⟨

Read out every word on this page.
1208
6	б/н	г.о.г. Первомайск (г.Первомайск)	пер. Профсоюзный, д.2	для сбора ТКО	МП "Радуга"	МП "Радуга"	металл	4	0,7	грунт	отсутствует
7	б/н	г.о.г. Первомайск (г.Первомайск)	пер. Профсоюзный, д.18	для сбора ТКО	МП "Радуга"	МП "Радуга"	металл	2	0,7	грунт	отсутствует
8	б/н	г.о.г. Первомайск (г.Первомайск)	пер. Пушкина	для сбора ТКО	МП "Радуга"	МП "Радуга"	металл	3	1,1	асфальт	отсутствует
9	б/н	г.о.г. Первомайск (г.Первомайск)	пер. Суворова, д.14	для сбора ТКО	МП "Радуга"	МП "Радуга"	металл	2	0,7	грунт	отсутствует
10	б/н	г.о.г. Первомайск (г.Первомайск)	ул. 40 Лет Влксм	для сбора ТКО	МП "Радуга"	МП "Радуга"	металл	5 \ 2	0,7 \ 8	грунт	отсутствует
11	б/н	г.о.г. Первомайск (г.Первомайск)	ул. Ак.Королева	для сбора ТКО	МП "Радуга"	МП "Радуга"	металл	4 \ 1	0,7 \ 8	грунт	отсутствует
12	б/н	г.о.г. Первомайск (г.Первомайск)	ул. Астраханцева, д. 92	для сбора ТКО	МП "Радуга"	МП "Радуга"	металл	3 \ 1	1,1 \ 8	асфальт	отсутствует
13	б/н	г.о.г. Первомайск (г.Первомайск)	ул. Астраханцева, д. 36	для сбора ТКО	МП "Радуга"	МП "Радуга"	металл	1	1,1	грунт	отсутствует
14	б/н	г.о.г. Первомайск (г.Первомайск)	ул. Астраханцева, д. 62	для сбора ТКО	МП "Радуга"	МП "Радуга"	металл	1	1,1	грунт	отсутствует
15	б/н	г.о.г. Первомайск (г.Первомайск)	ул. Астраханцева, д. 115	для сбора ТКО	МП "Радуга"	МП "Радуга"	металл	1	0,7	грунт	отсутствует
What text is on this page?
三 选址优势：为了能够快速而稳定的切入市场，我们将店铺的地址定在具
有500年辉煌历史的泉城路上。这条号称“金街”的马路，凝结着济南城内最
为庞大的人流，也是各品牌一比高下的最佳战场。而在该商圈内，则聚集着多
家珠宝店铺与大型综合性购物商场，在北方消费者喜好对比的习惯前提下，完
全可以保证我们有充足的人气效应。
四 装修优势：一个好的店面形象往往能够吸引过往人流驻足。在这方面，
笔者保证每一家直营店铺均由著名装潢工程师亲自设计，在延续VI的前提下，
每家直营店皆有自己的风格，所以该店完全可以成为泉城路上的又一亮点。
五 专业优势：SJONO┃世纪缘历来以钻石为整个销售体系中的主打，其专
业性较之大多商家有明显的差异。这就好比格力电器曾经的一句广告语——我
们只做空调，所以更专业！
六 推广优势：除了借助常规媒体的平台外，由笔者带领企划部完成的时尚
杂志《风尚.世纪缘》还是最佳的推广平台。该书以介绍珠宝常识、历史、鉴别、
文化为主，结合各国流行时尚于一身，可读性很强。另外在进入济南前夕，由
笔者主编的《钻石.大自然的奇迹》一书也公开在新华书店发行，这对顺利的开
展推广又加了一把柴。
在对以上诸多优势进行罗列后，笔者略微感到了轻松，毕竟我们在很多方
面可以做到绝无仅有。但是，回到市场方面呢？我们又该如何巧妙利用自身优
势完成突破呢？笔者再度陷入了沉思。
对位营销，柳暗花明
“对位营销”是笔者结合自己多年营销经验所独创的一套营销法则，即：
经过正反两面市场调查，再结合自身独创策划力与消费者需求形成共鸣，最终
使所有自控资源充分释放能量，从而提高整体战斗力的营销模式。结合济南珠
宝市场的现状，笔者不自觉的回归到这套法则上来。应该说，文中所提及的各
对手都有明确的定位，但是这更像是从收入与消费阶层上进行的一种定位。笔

⟩

EXERCISE PROMPT — Repeat exactly, and only, the lines from the line with "What text is on this page?" through the end of the listing above, both ends included.

TASK RESPONSE —
What text is on this page?
三 选址优势：为了能够快速而稳定的切入市场，我们将店铺的地址定在具
有500年辉煌历史的泉城路上。这条号称“金街”的马路，凝结着济南城内最
为庞大的人流，也是各品牌一比高下的最佳战场。而在该商圈内，则聚集着多
家珠宝店铺与大型综合性购物商场，在北方消费者喜好对比的习惯前提下，完
全可以保证我们有充足的人气效应。
四 装修优势：一个好的店面形象往往能够吸引过往人流驻足。在这方面，
笔者保证每一家直营店铺均由著名装潢工程师亲自设计，在延续VI的前提下，
每家直营店皆有自己的风格，所以该店完全可以成为泉城路上的又一亮点。
五 专业优势：SJONO┃世纪缘历来以钻石为整个销售体系中的主打，其专
业性较之大多商家有明显的差异。这就好比格力电器曾经的一句广告语——我
们只做空调，所以更专业！
六 推广优势：除了借助常规媒体的平台外，由笔者带领企划部完成的时尚
杂志《风尚.世纪缘》还是最佳的推广平台。该书以介绍珠宝常识、历史、鉴别、
文化为主，结合各国流行时尚于一身，可读性很强。另外在进入济南前夕，由
笔者主编的《钻石.大自然的奇迹》一书也公开在新华书店发行，这对顺利的开
展推广又加了一把柴。
在对以上诸多优势进行罗列后，笔者略微感到了轻松，毕竟我们在很多方
面可以做到绝无仅有。但是，回到市场方面呢？我们又该如何巧妙利用自身优
势完成突破呢？笔者再度陷入了沉思。
对位营销，柳暗花明
“对位营销”是笔者结合自己多年营销经验所独创的一套营销法则，即：
经过正反两面市场调查，再结合自身独创策划力与消费者需求形成共鸣，最终
使所有自控资源充分释放能量，从而提高整体战斗力的营销模式。结合济南珠
宝市场的现状，笔者不自觉的回归到这套法则上来。应该说，文中所提及的各
对手都有明确的定位，但是这更像是从收入与消费阶层上进行的一种定位。笔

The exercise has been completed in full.